→ **YOUR GOAL**: Give an exact copy of every line, leaving images out.

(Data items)
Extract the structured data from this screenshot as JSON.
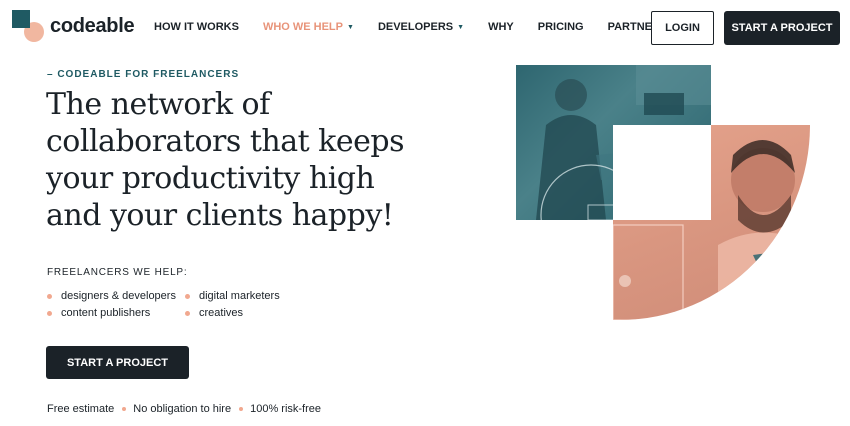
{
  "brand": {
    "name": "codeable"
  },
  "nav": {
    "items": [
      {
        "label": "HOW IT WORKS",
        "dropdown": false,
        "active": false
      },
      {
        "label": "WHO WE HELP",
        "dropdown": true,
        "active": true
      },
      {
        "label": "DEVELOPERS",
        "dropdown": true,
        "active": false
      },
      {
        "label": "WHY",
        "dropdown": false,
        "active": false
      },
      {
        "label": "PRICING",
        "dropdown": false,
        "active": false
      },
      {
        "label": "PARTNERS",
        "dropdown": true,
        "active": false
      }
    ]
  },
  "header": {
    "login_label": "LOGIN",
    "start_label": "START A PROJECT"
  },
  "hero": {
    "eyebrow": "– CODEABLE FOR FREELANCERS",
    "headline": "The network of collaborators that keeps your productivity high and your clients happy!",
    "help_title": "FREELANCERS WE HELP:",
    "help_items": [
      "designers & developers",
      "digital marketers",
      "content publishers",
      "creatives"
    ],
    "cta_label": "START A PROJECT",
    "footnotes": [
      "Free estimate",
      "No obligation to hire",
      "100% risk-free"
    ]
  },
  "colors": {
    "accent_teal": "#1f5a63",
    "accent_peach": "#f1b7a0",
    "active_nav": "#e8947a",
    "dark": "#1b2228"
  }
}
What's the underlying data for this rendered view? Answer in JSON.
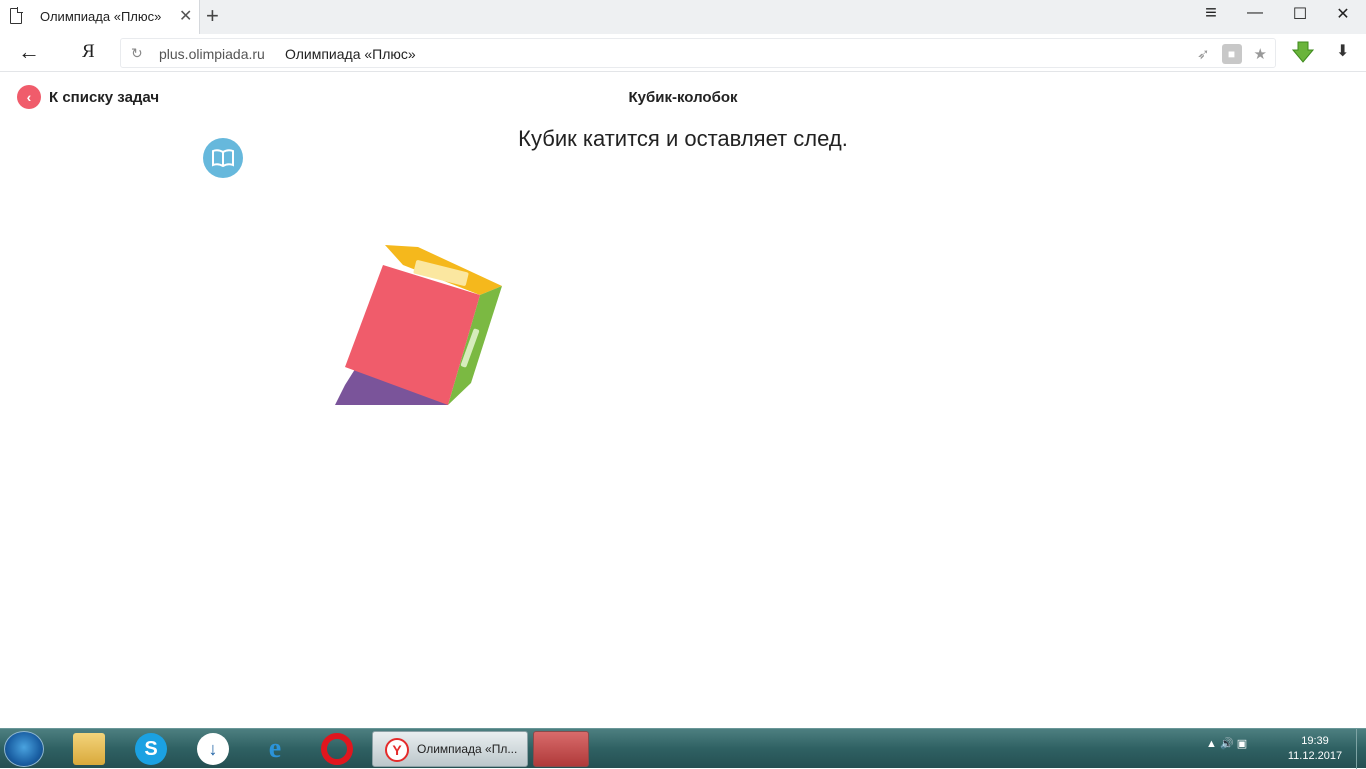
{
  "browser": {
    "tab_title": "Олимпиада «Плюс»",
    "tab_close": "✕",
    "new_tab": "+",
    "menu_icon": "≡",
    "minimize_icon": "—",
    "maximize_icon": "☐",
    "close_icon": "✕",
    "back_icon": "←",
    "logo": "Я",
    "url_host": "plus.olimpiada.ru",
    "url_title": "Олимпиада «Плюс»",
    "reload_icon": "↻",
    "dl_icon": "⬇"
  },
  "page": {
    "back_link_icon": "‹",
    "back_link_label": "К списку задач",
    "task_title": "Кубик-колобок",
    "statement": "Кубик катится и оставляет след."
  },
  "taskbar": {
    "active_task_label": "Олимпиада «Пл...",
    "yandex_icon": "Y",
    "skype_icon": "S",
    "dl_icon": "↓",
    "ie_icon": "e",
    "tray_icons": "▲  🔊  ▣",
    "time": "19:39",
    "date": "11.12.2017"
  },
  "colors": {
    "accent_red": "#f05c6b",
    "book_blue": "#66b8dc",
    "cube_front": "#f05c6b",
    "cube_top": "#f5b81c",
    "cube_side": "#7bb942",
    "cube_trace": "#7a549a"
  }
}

→ **FINAL RESULT**:
Extract the structured data from this screenshot as JSON.
{
  "brand": {
    "name": "codeable"
  },
  "nav": {
    "items": [
      {
        "label": "HOW IT WORKS",
        "dropdown": false,
        "active": false
      },
      {
        "label": "WHO WE HELP",
        "dropdown": true,
        "active": true
      },
      {
        "label": "DEVELOPERS",
        "dropdown": true,
        "active": false
      },
      {
        "label": "WHY",
        "dropdown": false,
        "active": false
      },
      {
        "label": "PRICING",
        "dropdown": false,
        "active": false
      },
      {
        "label": "PARTNERS",
        "dropdown": true,
        "active": false
      }
    ]
  },
  "header": {
    "login_label": "LOGIN",
    "start_label": "START A PROJECT"
  },
  "hero": {
    "eyebrow": "– CODEABLE FOR FREELANCERS",
    "headline": "The network of collaborators that keeps your productivity high and your clients happy!",
    "help_title": "FREELANCERS WE HELP:",
    "help_items": [
      "designers & developers",
      "digital marketers",
      "content publishers",
      "creatives"
    ],
    "cta_label": "START A PROJECT",
    "footnotes": [
      "Free estimate",
      "No obligation to hire",
      "100% risk-free"
    ]
  },
  "colors": {
    "accent_teal": "#1f5a63",
    "accent_peach": "#f1b7a0",
    "active_nav": "#e8947a",
    "dark": "#1b2228"
  }
}
What's the underlying data for this rendered view? Answer in JSON.
{
  "browser": {
    "tab_title": "Олимпиада «Плюс»",
    "tab_close": "✕",
    "new_tab": "+",
    "menu_icon": "≡",
    "minimize_icon": "—",
    "maximize_icon": "☐",
    "close_icon": "✕",
    "back_icon": "←",
    "logo": "Я",
    "url_host": "plus.olimpiada.ru",
    "url_title": "Олимпиада «Плюс»",
    "reload_icon": "↻",
    "dl_icon": "⬇"
  },
  "page": {
    "back_link_icon": "‹",
    "back_link_label": "К списку задач",
    "task_title": "Кубик-колобок",
    "statement": "Кубик катится и оставляет след."
  },
  "taskbar": {
    "active_task_label": "Олимпиада «Пл...",
    "yandex_icon": "Y",
    "skype_icon": "S",
    "dl_icon": "↓",
    "ie_icon": "e",
    "tray_icons": "▲  🔊  ▣",
    "time": "19:39",
    "date": "11.12.2017"
  },
  "colors": {
    "accent_red": "#f05c6b",
    "book_blue": "#66b8dc",
    "cube_front": "#f05c6b",
    "cube_top": "#f5b81c",
    "cube_side": "#7bb942",
    "cube_trace": "#7a549a"
  }
}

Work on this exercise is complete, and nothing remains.